TASK GOAL
Take every line where the string "content" appears and copy it.

——

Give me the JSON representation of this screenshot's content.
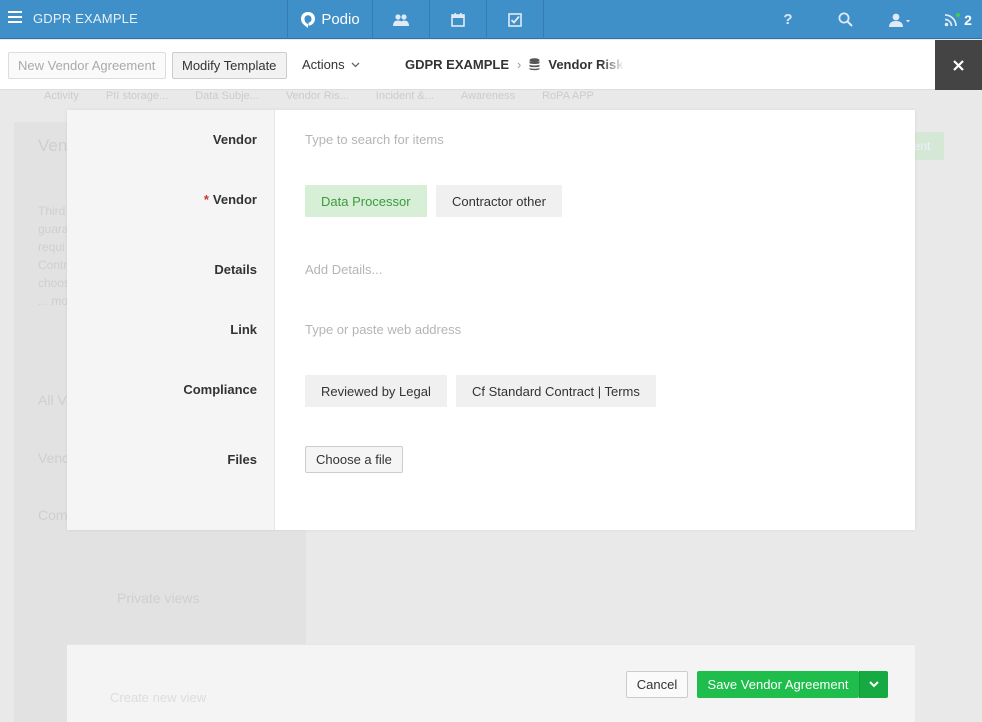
{
  "topbar": {
    "workspace_title": "GDPR EXAMPLE",
    "logo_text": "Podio",
    "help_label": "?",
    "notification_count": "2"
  },
  "toolbar": {
    "new_label": "New Vendor Agreement",
    "modify_label": "Modify Template",
    "actions_label": "Actions",
    "crumb_workspace": "GDPR EXAMPLE",
    "crumb_app": "Vendor Risk"
  },
  "background": {
    "tabs": [
      "Activity",
      "PII storage...",
      "Data Subje...",
      "Vendor Ris...",
      "Incident &...",
      "Awareness",
      "RoPA APP"
    ],
    "ghost_title": "Vend",
    "ghost_desc": [
      "Third",
      "guara",
      "requi",
      "Contr",
      "choos",
      "... mo"
    ],
    "ghost_all": "All V",
    "ghost_vend": "Vend",
    "ghost_comp": "Com",
    "private_views": "Private views",
    "green_label": "ent",
    "create_view": "Create new view"
  },
  "form": {
    "fields": [
      {
        "label": "Vendor",
        "required": false,
        "placeholder": "Type to search for items"
      },
      {
        "label": "Vendor",
        "required": true
      },
      {
        "label": "Details",
        "required": false,
        "placeholder": "Add Details..."
      },
      {
        "label": "Link",
        "required": false,
        "placeholder": "Type or paste web address"
      },
      {
        "label": "Compliance",
        "required": false
      },
      {
        "label": "Files",
        "required": false
      }
    ],
    "required_marker": "*",
    "vendor_options": [
      "Data Processor",
      "Contractor other"
    ],
    "vendor_selected": "Data Processor",
    "compliance_options": [
      "Reviewed by Legal",
      "Cf Standard Contract | Terms"
    ],
    "file_button": "Choose a file"
  },
  "footer": {
    "cancel_label": "Cancel",
    "save_label": "Save Vendor Agreement"
  },
  "colors": {
    "topbar": "#3f8fc8",
    "save_green": "#1ebd4c",
    "selected_chip_bg": "#d7eed7",
    "selected_chip_text": "#3c9a3c",
    "required_red": "#c33"
  }
}
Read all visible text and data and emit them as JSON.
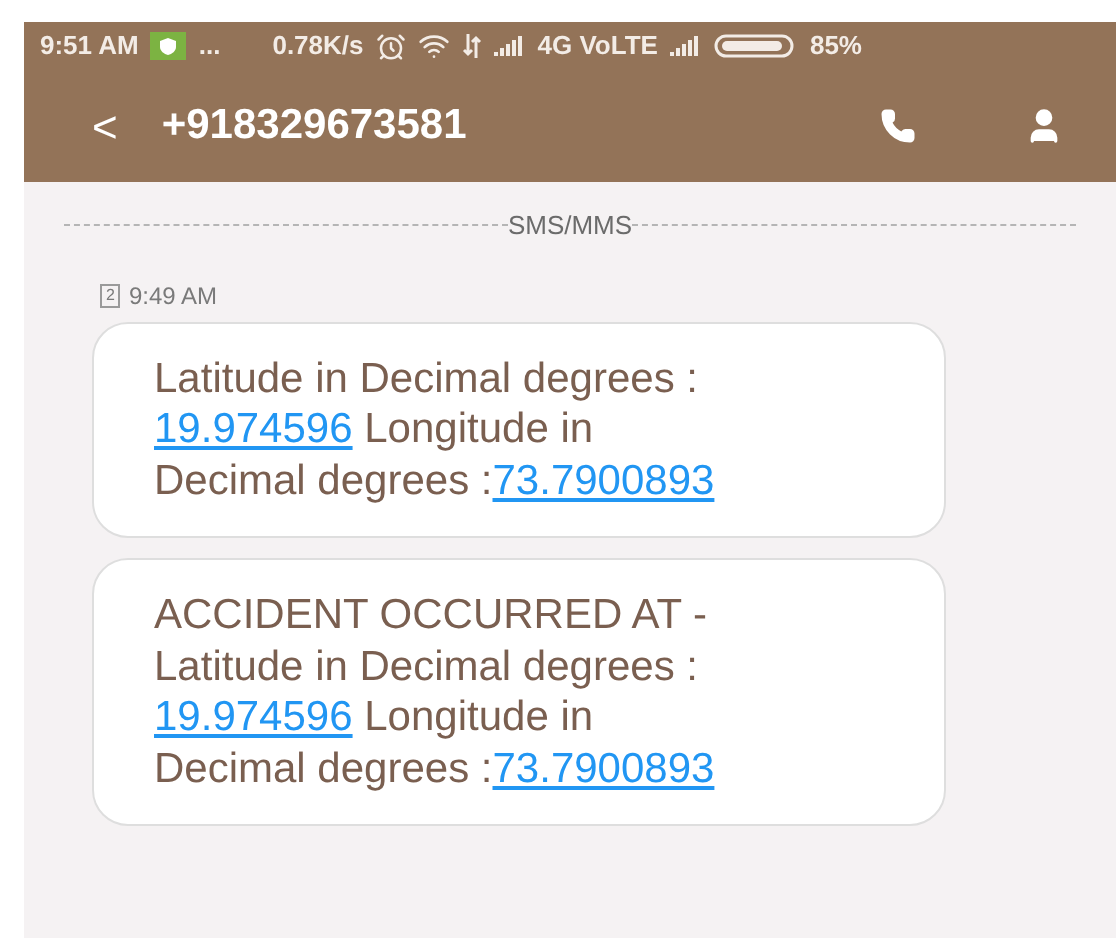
{
  "status_bar": {
    "time": "9:51 AM",
    "more": "...",
    "speed": "0.78K/s",
    "network": "4G VoLTE",
    "battery": "85%"
  },
  "header": {
    "back": "<",
    "title": "+918329673581"
  },
  "divider_label": "SMS/MMS",
  "message_meta": {
    "sim": "2",
    "time": "9:49 AM"
  },
  "messages": [
    {
      "parts": [
        {
          "text": "Latitude in Decimal degrees : "
        },
        {
          "link": "19.974596"
        },
        {
          "text": " Longitude in Decimal degrees :"
        },
        {
          "link": "73.7900893"
        }
      ]
    },
    {
      "parts": [
        {
          "text": "ACCIDENT OCCURRED AT - Latitude in Decimal degrees : "
        },
        {
          "link": "19.974596"
        },
        {
          "text": " Longitude in Decimal degrees :"
        },
        {
          "link": "73.7900893"
        }
      ]
    }
  ]
}
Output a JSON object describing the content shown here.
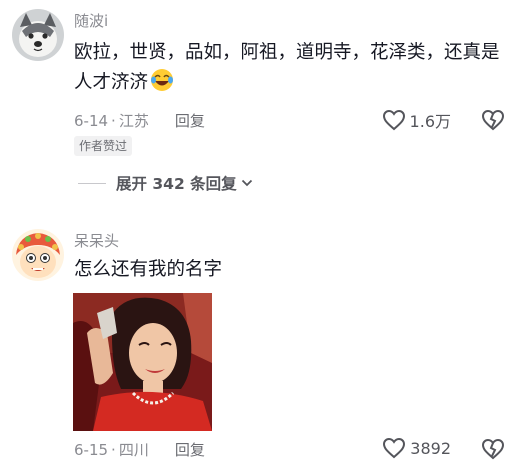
{
  "comments": [
    {
      "username": "随波i",
      "text": "欧拉，世贤，品如，阿祖，道明寺，花泽类，还真是人才济济",
      "emoji": "laughing-crying-emoji",
      "date": "6-14",
      "location": "江苏",
      "reply_label": "回复",
      "likes": "1.6万",
      "badge": "作者赞过",
      "expand_label": "展开 342 条回复"
    },
    {
      "username": "呆呆头",
      "text": "怎么还有我的名字",
      "date": "6-15",
      "location": "四川",
      "reply_label": "回复",
      "likes": "3892"
    }
  ],
  "separator": "·",
  "colors": {
    "primary_text": "#161823",
    "secondary_text": "#8a8b91",
    "badge_bg": "#f1f1f2"
  }
}
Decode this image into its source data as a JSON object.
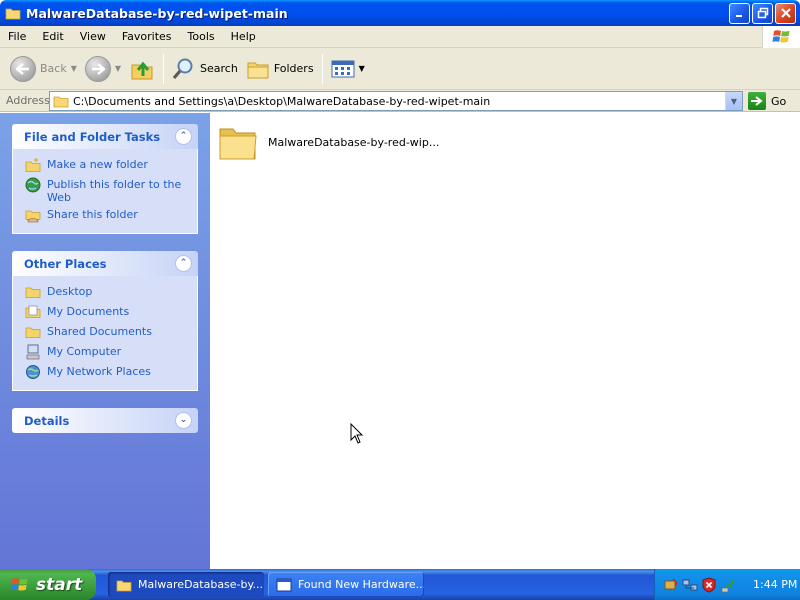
{
  "window": {
    "title": "MalwareDatabase-by-red-wipet-main"
  },
  "menu": [
    "File",
    "Edit",
    "View",
    "Favorites",
    "Tools",
    "Help"
  ],
  "toolbar": {
    "back_label": "Back",
    "search_label": "Search",
    "folders_label": "Folders"
  },
  "address": {
    "label": "Address",
    "value": "C:\\Documents and Settings\\a\\Desktop\\MalwareDatabase-by-red-wipet-main",
    "go_label": "Go"
  },
  "tasks_panel": {
    "title": "File and Folder Tasks",
    "items": [
      {
        "label": "Make a new folder",
        "icon": "new-folder-icon"
      },
      {
        "label": "Publish this folder to the Web",
        "icon": "publish-web-icon"
      },
      {
        "label": "Share this folder",
        "icon": "share-folder-icon"
      }
    ]
  },
  "places_panel": {
    "title": "Other Places",
    "items": [
      {
        "label": "Desktop",
        "icon": "desktop-folder-icon"
      },
      {
        "label": "My Documents",
        "icon": "my-documents-icon"
      },
      {
        "label": "Shared Documents",
        "icon": "shared-documents-icon"
      },
      {
        "label": "My Computer",
        "icon": "my-computer-icon"
      },
      {
        "label": "My Network Places",
        "icon": "network-places-icon"
      }
    ]
  },
  "details_panel": {
    "title": "Details"
  },
  "content": {
    "items": [
      {
        "label": "MalwareDatabase-by-red-wip...",
        "icon": "folder-icon"
      }
    ]
  },
  "taskbar": {
    "start_label": "start",
    "tasks": [
      {
        "label": "MalwareDatabase-by...",
        "active": true
      },
      {
        "label": "Found New Hardware...",
        "active": false
      }
    ],
    "clock": "1:44 PM"
  },
  "colors": {
    "titlebar": "#0050ee",
    "link": "#215dc6",
    "taskpane_top": "#7ba2e7",
    "taskpane_bottom": "#6375d6",
    "taskbar": "#2663e0",
    "start": "#3a9c3a"
  }
}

——

SOLUTION TO THIS EXERCISE
Give me the JSON representation of this screenshot's content.
Output a JSON object describing the content shown here.
  "content": {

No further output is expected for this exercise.